*Records from a collection of figures*:
......
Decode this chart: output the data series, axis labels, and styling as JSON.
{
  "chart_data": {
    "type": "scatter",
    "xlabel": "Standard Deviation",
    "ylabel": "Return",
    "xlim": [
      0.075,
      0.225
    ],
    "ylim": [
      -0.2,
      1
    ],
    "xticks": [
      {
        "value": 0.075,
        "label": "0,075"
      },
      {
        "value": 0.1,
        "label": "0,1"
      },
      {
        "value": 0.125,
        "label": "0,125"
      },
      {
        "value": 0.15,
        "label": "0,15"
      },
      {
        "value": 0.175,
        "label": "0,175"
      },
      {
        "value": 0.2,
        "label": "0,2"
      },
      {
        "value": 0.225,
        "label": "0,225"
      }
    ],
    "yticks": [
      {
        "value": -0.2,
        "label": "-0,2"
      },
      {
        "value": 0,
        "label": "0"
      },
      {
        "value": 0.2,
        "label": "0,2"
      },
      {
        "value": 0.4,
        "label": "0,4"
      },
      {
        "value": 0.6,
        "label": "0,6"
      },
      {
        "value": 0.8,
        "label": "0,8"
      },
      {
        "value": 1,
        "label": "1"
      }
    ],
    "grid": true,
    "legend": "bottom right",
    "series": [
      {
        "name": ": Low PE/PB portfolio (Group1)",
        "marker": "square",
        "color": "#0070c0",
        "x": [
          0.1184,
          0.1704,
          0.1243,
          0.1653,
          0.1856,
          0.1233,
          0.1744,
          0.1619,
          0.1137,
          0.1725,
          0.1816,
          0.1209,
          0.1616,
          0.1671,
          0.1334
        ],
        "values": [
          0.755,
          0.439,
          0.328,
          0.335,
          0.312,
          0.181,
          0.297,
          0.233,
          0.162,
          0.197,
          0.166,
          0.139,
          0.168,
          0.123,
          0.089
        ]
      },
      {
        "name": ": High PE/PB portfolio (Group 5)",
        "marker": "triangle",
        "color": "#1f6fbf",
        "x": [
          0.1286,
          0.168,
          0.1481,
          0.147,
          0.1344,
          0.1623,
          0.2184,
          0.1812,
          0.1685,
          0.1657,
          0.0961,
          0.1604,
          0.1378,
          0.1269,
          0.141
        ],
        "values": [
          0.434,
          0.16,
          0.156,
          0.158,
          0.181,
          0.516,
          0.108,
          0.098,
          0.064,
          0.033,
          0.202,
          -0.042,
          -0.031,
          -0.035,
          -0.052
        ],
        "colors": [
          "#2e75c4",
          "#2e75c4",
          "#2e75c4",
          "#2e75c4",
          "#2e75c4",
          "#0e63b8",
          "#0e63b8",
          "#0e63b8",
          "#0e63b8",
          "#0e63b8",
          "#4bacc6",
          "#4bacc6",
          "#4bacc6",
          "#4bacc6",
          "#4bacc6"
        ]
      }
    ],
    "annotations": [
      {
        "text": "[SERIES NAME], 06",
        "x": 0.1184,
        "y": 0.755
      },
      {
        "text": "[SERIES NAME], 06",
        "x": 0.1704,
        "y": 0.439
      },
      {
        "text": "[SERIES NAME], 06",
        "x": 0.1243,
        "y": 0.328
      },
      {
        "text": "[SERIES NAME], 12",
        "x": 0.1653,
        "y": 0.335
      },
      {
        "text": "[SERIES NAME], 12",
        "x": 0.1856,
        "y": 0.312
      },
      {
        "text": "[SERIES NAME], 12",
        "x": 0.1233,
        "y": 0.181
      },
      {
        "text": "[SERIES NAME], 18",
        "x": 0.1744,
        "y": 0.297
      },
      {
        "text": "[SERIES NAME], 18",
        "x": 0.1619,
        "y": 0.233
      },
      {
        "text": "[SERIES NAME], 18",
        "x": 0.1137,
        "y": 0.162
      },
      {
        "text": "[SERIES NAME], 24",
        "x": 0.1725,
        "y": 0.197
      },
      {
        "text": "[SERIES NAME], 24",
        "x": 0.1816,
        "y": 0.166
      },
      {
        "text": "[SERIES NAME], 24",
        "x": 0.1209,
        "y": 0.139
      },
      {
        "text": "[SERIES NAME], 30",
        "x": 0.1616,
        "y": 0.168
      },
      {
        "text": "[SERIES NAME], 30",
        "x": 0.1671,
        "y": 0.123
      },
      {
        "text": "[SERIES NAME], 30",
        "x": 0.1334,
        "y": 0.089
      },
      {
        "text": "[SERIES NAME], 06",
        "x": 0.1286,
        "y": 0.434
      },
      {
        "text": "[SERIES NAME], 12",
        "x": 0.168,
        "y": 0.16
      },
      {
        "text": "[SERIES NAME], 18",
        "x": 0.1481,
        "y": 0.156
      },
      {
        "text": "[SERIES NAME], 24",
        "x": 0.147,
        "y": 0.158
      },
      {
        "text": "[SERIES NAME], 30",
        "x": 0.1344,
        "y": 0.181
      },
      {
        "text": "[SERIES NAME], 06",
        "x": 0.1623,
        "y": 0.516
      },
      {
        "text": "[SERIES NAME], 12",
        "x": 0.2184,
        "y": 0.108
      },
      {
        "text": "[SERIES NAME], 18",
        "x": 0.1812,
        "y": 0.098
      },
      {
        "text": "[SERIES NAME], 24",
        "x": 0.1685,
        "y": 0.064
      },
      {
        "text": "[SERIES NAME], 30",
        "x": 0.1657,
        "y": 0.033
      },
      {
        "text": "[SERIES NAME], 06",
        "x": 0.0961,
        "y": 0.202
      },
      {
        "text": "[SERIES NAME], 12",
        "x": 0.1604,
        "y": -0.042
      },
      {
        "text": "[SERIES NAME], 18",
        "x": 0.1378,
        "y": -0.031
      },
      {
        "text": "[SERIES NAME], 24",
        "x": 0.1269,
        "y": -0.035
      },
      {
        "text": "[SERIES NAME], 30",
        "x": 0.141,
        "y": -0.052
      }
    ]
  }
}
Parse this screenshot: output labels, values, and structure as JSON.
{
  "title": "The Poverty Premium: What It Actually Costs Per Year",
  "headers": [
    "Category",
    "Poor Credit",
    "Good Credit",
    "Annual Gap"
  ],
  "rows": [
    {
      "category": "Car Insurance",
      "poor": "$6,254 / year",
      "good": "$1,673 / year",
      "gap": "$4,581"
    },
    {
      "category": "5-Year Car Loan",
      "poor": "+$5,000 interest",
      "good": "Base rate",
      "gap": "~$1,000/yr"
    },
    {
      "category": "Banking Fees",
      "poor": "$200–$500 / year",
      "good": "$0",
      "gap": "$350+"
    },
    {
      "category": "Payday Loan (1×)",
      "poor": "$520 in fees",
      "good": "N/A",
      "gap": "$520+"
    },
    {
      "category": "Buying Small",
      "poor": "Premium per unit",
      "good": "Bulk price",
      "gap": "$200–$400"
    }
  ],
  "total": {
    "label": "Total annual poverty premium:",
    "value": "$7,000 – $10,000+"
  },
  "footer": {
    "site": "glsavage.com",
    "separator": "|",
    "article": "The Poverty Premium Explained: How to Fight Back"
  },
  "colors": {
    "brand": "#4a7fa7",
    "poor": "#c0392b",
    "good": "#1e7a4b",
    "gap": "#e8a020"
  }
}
......
Search the lines for "Loan". Copy each line that has it.

*FINAL RESULT*:
      "category": "5-Year Car Loan",
      "category": "Payday Loan (1×)",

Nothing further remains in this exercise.